**WHAT NEEDS TO BE DONE**. Output the text lines of the listing below as a JSON list of strings, one string per line, leaving out blank lines and the pictures.

[Region and label listings]

## BEGIN

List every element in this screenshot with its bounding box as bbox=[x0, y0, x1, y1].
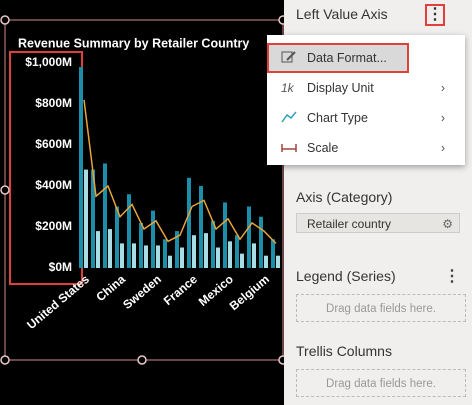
drop-zone[interactable]: Drag data fields here. bbox=[296, 369, 466, 397]
bar bbox=[108, 229, 112, 268]
bar bbox=[271, 239, 275, 268]
bar bbox=[115, 206, 119, 268]
resize-handle bbox=[0, 355, 10, 365]
menu-label: Data Format... bbox=[307, 51, 387, 65]
menu-label: Scale bbox=[307, 141, 339, 155]
menu-item[interactable]: 1k Display Unit › bbox=[267, 73, 465, 103]
field-label: Retailer country bbox=[307, 217, 392, 231]
section-title: Trellis Columns bbox=[296, 343, 392, 359]
chart-background bbox=[0, 0, 284, 405]
menu-label: Display Unit bbox=[307, 81, 374, 95]
bar bbox=[276, 255, 280, 268]
bar bbox=[127, 194, 131, 268]
bar bbox=[216, 247, 220, 268]
y-tick-label: $0M bbox=[49, 260, 72, 274]
bar bbox=[259, 216, 263, 268]
bar bbox=[79, 67, 83, 268]
section-title: Left Value Axis bbox=[296, 6, 388, 22]
context-menu: Data Format... 1k Display Unit › Chart Ty… bbox=[267, 35, 465, 165]
bar bbox=[91, 169, 95, 268]
bar bbox=[235, 235, 239, 268]
bar bbox=[175, 231, 179, 268]
resize-handle bbox=[278, 15, 284, 25]
y-tick-label: $400M bbox=[35, 178, 72, 192]
chart: Revenue Summary by Retailer Country $0M $… bbox=[0, 0, 284, 405]
y-tick-label: $200M bbox=[35, 219, 72, 233]
bar bbox=[199, 186, 203, 268]
icon bbox=[281, 144, 297, 152]
bar bbox=[240, 253, 244, 268]
bar bbox=[144, 245, 148, 268]
kebab-menu[interactable]: ⋮ bbox=[444, 268, 460, 285]
bar bbox=[132, 243, 136, 268]
icon bbox=[281, 111, 297, 123]
drop-zone[interactable]: Drag data fields here. bbox=[296, 294, 466, 322]
bar bbox=[252, 243, 256, 268]
menu-item[interactable]: Chart Type › bbox=[267, 103, 465, 133]
bar bbox=[228, 241, 232, 268]
resize-handle bbox=[278, 355, 284, 365]
y-tick-label: $800M bbox=[35, 96, 72, 110]
bar bbox=[168, 255, 172, 268]
resize-handle bbox=[0, 15, 10, 25]
bar bbox=[156, 245, 160, 268]
field-chip[interactable]: Retailer country ⚙ bbox=[296, 213, 460, 233]
bar bbox=[247, 206, 251, 268]
chart-title: Revenue Summary by Retailer Country bbox=[18, 36, 249, 50]
bar bbox=[96, 231, 100, 268]
bar bbox=[151, 210, 155, 268]
menu-item[interactable]: Data Format... bbox=[267, 43, 409, 73]
icon bbox=[281, 51, 296, 63]
section-title: Legend (Series) bbox=[296, 268, 396, 284]
line-series bbox=[83, 99, 277, 244]
bar bbox=[204, 233, 208, 268]
bar bbox=[187, 177, 191, 268]
bar bbox=[192, 235, 196, 268]
resize-handle bbox=[0, 185, 10, 195]
bar bbox=[120, 243, 124, 268]
y-tick-label: $600M bbox=[35, 137, 72, 151]
menu-item[interactable]: Scale › bbox=[267, 133, 465, 163]
bar bbox=[84, 169, 88, 268]
bar bbox=[103, 163, 107, 268]
bar bbox=[163, 239, 167, 268]
resize-handle bbox=[137, 355, 147, 365]
section-title: Axis (Category) bbox=[296, 189, 393, 205]
bar bbox=[264, 255, 268, 268]
menu-label: Chart Type bbox=[307, 111, 368, 125]
bar bbox=[139, 222, 143, 268]
kebab-menu[interactable]: ⋮ bbox=[425, 4, 445, 26]
bar bbox=[223, 202, 227, 268]
bar bbox=[180, 247, 184, 268]
y-tick-label: $1,000M bbox=[25, 55, 72, 69]
bar bbox=[211, 220, 215, 268]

## END

**THE COMPLETED TASK**.
[
  "List every element in this screenshot with its bounding box as bbox=[x0, y0, x1, y1].",
  "drop-zone[interactable]: Drag data fields here. bbox=[296, 369, 466, 397]",
  "bar bbox=[108, 229, 112, 268]",
  "bar bbox=[271, 239, 275, 268]",
  "bar bbox=[115, 206, 119, 268]",
  "resize-handle bbox=[0, 355, 10, 365]",
  "menu-label: Data Format... bbox=[307, 51, 387, 65]",
  "menu-label: Scale bbox=[307, 141, 339, 155]",
  "menu-item[interactable]: 1k Display Unit › bbox=[267, 73, 465, 103]",
  "field-label: Retailer country bbox=[307, 217, 392, 231]",
  "section-title: Trellis Columns bbox=[296, 343, 392, 359]",
  "chart-background bbox=[0, 0, 284, 405]",
  "menu-label: Display Unit bbox=[307, 81, 374, 95]",
  "bar bbox=[276, 255, 280, 268]",
  "bar bbox=[127, 194, 131, 268]",
  "bar bbox=[216, 247, 220, 268]",
  "y-tick-label: $0M bbox=[49, 260, 72, 274]",
  "bar bbox=[259, 216, 263, 268]",
  "bar bbox=[79, 67, 83, 268]",
  "section-title: Left Value Axis bbox=[296, 6, 388, 22]",
  "context-menu: Data Format... 1k Display Unit › Chart Ty… bbox=[267, 35, 465, 165]",
  "bar bbox=[91, 169, 95, 268]",
  "bar bbox=[235, 235, 239, 268]",
  "bar bbox=[175, 231, 179, 268]",
  "resize-handle bbox=[278, 15, 284, 25]",
  "y-tick-label: $400M bbox=[35, 178, 72, 192]",
  "chart: Revenue Summary by Retailer Country $0M $… bbox=[0, 0, 284, 405]",
  "y-tick-label: $200M bbox=[35, 219, 72, 233]",
  "bar bbox=[199, 186, 203, 268]",
  "icon bbox=[281, 144, 297, 152]",
  "bar bbox=[240, 253, 244, 268]",
  "bar bbox=[144, 245, 148, 268]",
  "kebab-menu[interactable]: ⋮ bbox=[444, 268, 460, 285]",
  "bar bbox=[132, 243, 136, 268]",
  "icon bbox=[281, 111, 297, 123]",
  "drop-zone[interactable]: Drag data fields here. bbox=[296, 294, 466, 322]",
  "bar bbox=[252, 243, 256, 268]",
  "menu-item[interactable]: Chart Type › bbox=[267, 103, 465, 133]",
  "bar bbox=[228, 241, 232, 268]",
  "resize-handle bbox=[278, 355, 284, 365]",
  "y-tick-label: $800M bbox=[35, 96, 72, 110]",
  "bar bbox=[168, 255, 172, 268]",
  "resize-handle bbox=[0, 15, 10, 25]",
  "bar bbox=[156, 245, 160, 268]",
  "field-chip[interactable]: Retailer country ⚙ bbox=[296, 213, 460, 233]",
  "bar bbox=[247, 206, 251, 268]",
  "chart-title: Revenue Summary by Retailer Country bbox=[18, 36, 249, 50]",
  "bar bbox=[96, 231, 100, 268]",
  "bar bbox=[151, 210, 155, 268]",
  "menu-item[interactable]: Data Format... bbox=[267, 43, 409, 73]",
  "icon bbox=[281, 51, 296, 63]",
  "section-title: Legend (Series) bbox=[296, 268, 396, 284]",
  "line-series bbox=[83, 99, 277, 244]",
  "bar bbox=[204, 233, 208, 268]",
  "bar bbox=[187, 177, 191, 268]",
  "bar bbox=[192, 235, 196, 268]",
  "resize-handle bbox=[0, 185, 10, 195]",
  "bar bbox=[120, 243, 124, 268]",
  "y-tick-label: $600M bbox=[35, 137, 72, 151]",
  "menu-item[interactable]: Scale › bbox=[267, 133, 465, 163]",
  "bar bbox=[84, 169, 88, 268]",
  "bar bbox=[103, 163, 107, 268]",
  "bar bbox=[163, 239, 167, 268]",
  "resize-handle bbox=[137, 355, 147, 365]",
  "section-title: Axis (Category) bbox=[296, 189, 393, 205]",
  "bar bbox=[264, 255, 268, 268]",
  "menu-label: Chart Type bbox=[307, 111, 368, 125]",
  "bar bbox=[139, 222, 143, 268]",
  "kebab-menu[interactable]: ⋮ bbox=[425, 4, 445, 26]",
  "bar bbox=[223, 202, 227, 268]",
  "bar bbox=[180, 247, 184, 268]",
  "y-tick-label: $1,000M bbox=[25, 55, 72, 69]",
  "bar bbox=[211, 220, 215, 268]"
]